WRITTEN TASK
Pick out and copy every line below that has the word "asupra".

DATA FOR THE TASK
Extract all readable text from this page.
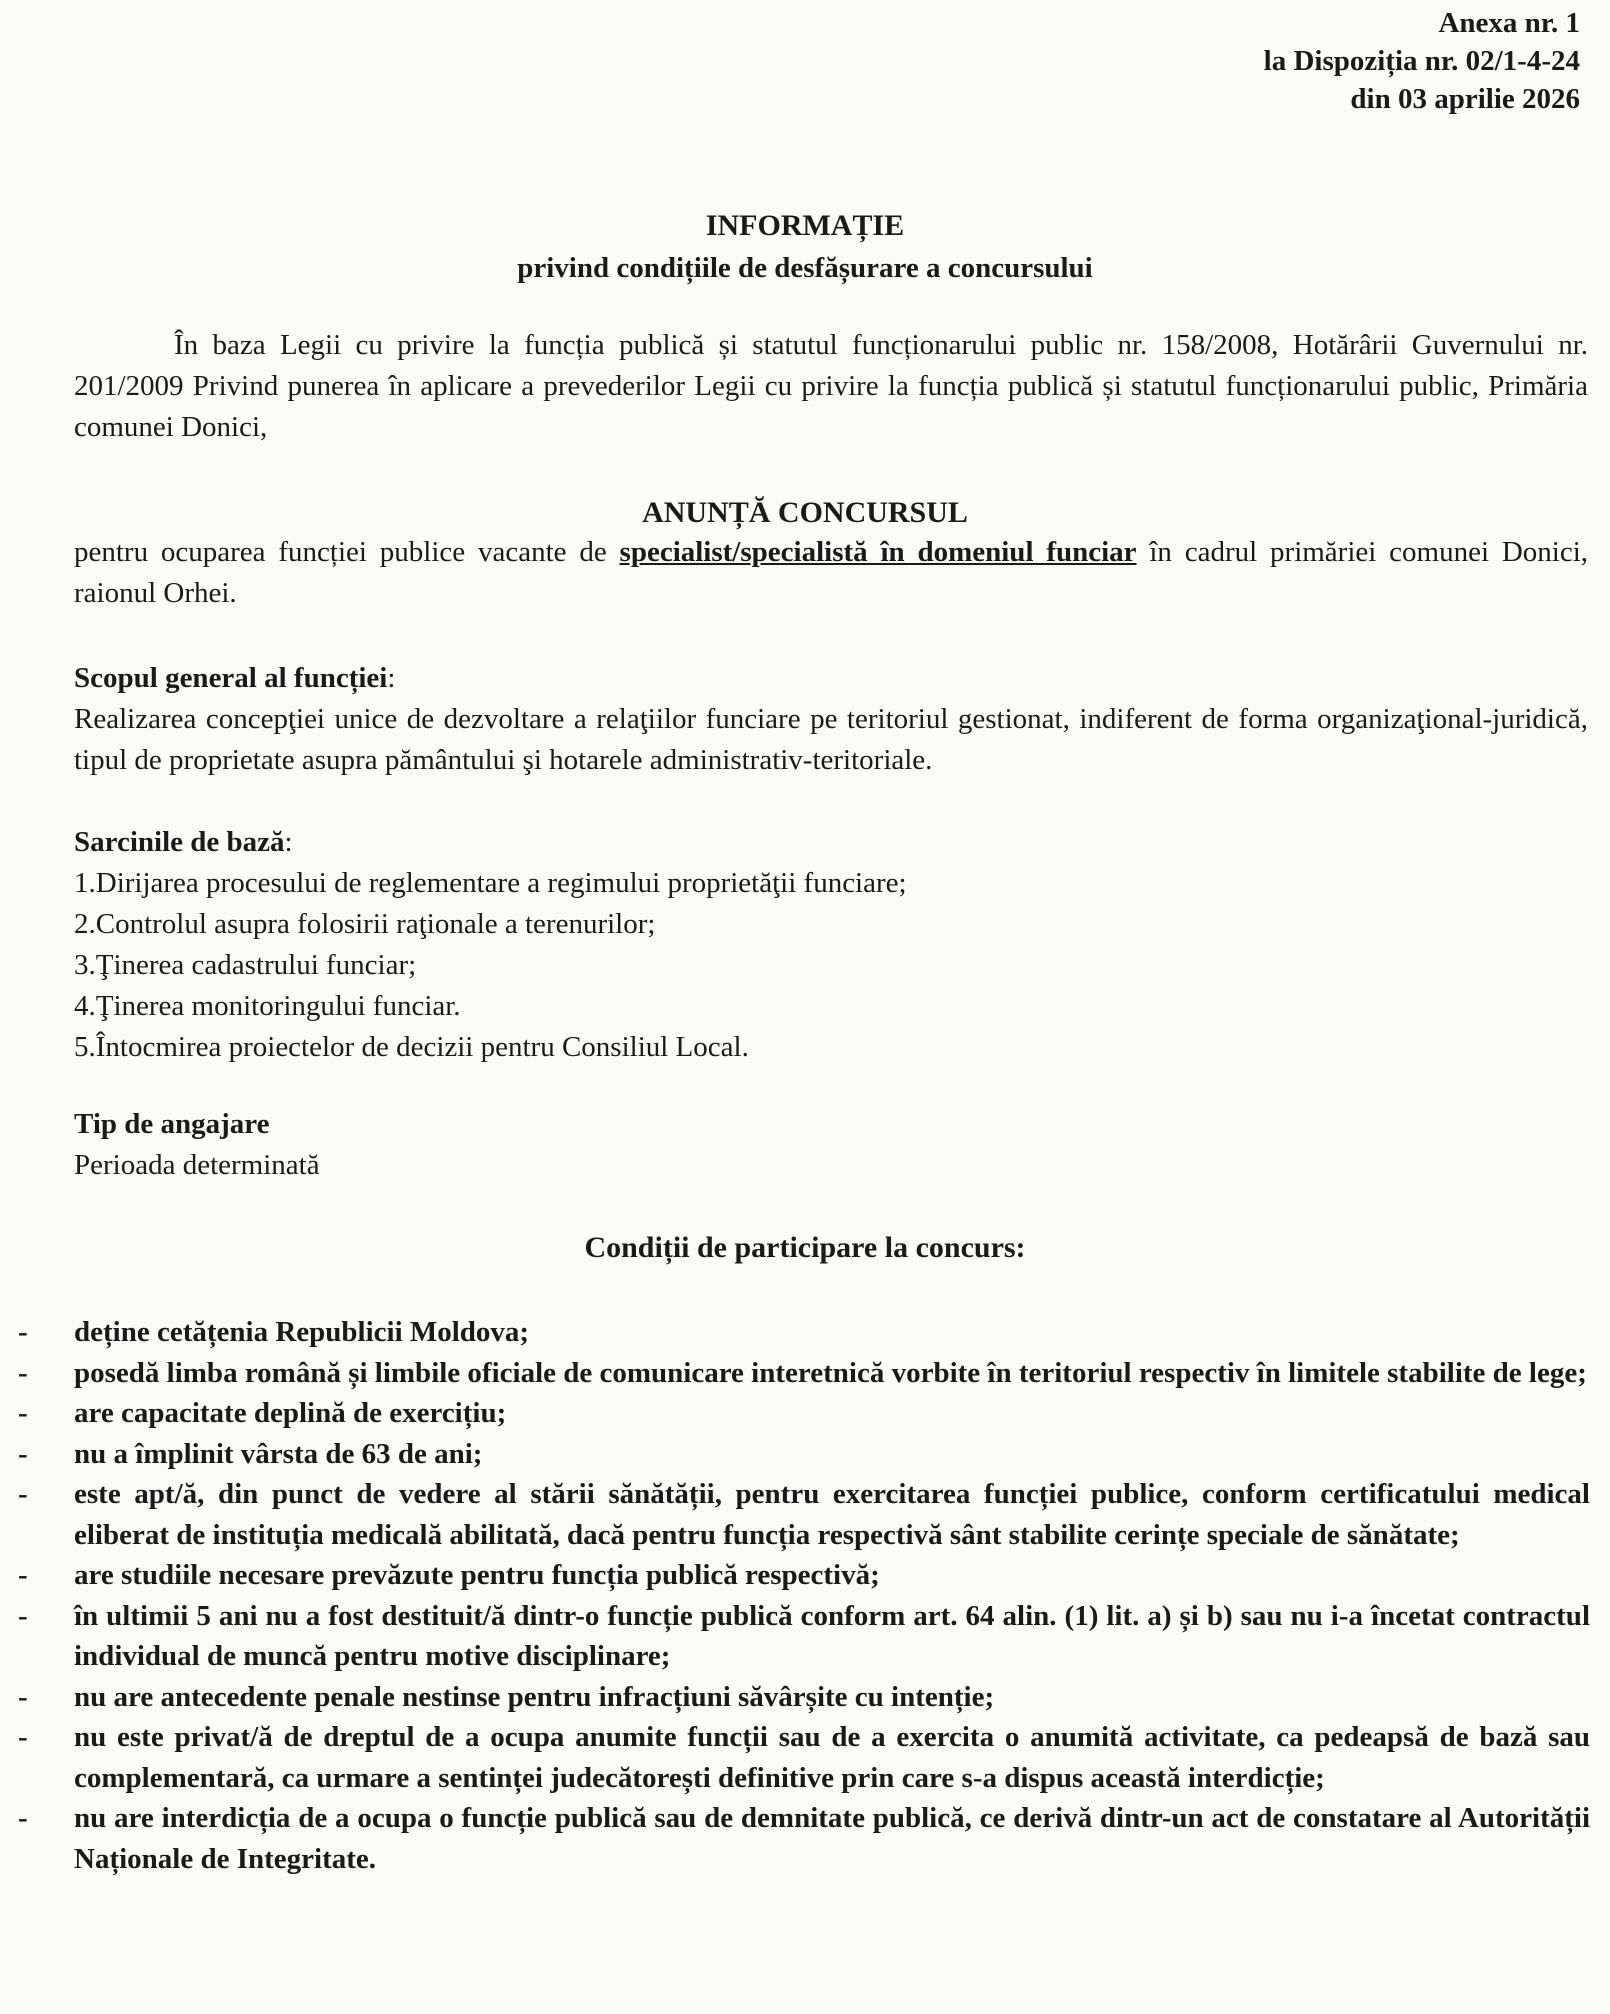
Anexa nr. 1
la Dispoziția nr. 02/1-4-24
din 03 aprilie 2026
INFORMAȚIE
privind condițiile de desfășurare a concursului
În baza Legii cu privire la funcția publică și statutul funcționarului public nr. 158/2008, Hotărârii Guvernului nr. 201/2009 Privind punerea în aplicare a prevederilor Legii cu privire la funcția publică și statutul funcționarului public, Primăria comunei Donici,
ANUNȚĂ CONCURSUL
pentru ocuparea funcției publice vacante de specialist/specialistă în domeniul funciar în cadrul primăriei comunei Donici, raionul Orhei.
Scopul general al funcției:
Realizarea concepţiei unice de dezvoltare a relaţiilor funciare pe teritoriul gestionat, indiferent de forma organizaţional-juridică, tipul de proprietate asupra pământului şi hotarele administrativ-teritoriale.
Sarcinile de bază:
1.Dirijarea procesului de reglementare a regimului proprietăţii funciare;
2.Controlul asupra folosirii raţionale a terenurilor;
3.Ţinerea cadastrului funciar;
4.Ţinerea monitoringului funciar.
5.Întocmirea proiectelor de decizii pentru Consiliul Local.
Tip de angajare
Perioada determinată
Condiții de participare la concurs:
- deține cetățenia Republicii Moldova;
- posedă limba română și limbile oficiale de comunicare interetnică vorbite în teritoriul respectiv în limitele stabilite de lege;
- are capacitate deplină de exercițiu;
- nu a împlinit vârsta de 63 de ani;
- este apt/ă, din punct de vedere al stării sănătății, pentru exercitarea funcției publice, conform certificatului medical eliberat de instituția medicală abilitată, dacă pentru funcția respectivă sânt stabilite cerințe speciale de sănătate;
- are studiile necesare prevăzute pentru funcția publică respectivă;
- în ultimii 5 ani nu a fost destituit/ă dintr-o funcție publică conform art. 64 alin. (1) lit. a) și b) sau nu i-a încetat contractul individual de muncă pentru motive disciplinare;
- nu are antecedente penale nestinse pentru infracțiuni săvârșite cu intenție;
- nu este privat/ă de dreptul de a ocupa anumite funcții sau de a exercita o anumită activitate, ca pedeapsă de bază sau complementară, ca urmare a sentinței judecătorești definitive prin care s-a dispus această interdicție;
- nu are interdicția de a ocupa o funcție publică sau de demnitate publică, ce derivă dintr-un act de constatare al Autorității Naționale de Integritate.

WRITTEN SOLUTION
Realizarea concepţiei unice de dezvoltare a relaţiilor funciare pe teritoriul gestionat, indiferent de forma organizaţional-juridică, tipul de proprietate asupra pământului şi hotarele administrativ-teritoriale.
2.Controlul asupra folosirii raţionale a terenurilor;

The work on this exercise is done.